◆ **Short problem**
Provide the number of lines containing the word "code", and nothing else.
* start Extracted records *
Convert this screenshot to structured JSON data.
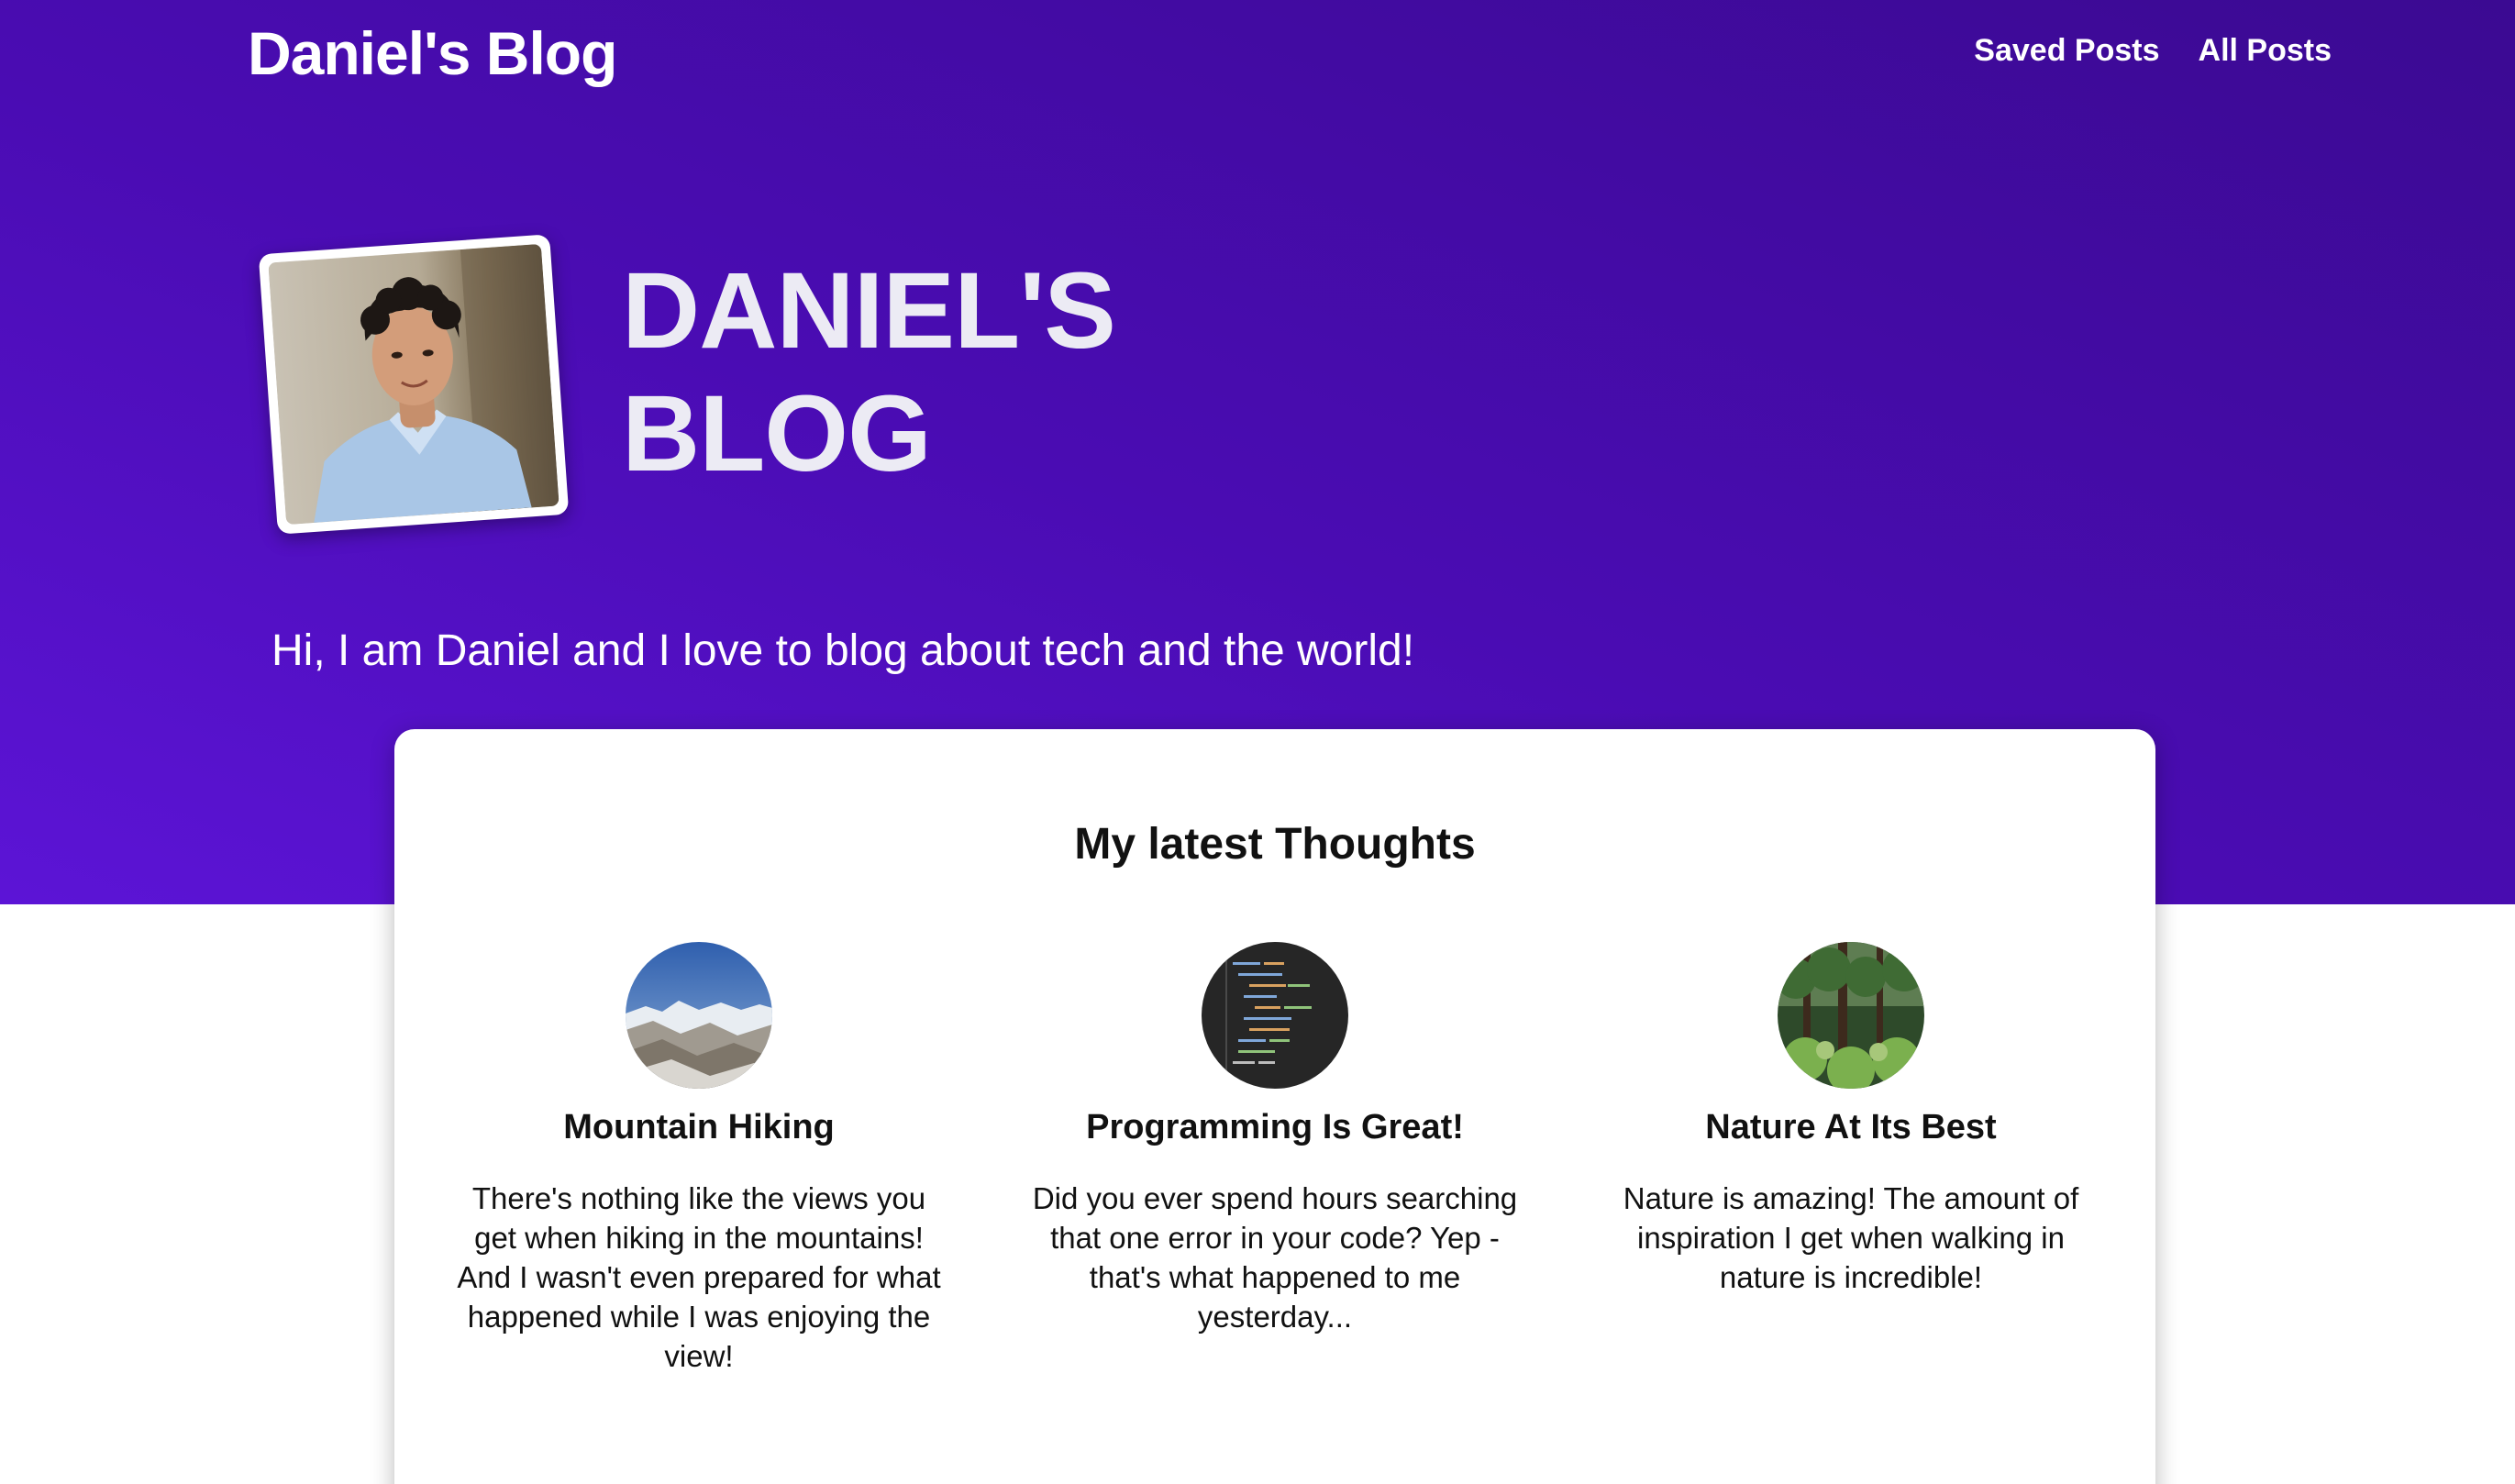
{
  "nav": {
    "brand": "Daniel's Blog",
    "links": [
      "Saved Posts",
      "All Posts"
    ]
  },
  "hero": {
    "title_line1": "DANIEL'S",
    "title_line2": "BLOG",
    "tagline": "Hi, I am Daniel and I love to blog about tech and the world!"
  },
  "latest": {
    "heading": "My latest Thoughts",
    "posts": [
      {
        "title": "Mountain Hiking",
        "excerpt": "There's nothing like the views you get when hiking in the mountains! And I wasn't even prepared for what happened while I was enjoying the view!",
        "image_icon": "mountain-image"
      },
      {
        "title": "Programming Is Great!",
        "excerpt": "Did you ever spend hours searching that one error in your code? Yep - that's what happened to me yesterday...",
        "image_icon": "code-image"
      },
      {
        "title": "Nature At Its Best",
        "excerpt": "Nature is amazing! The amount of inspiration I get when walking in nature is incredible!",
        "image_icon": "forest-image"
      }
    ]
  },
  "colors": {
    "hero_gradient_start": "#5c14d6",
    "hero_gradient_end": "#3b0a92",
    "card_background": "#ffffff"
  }
}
* end Extracted records *
◆ **Full response**
2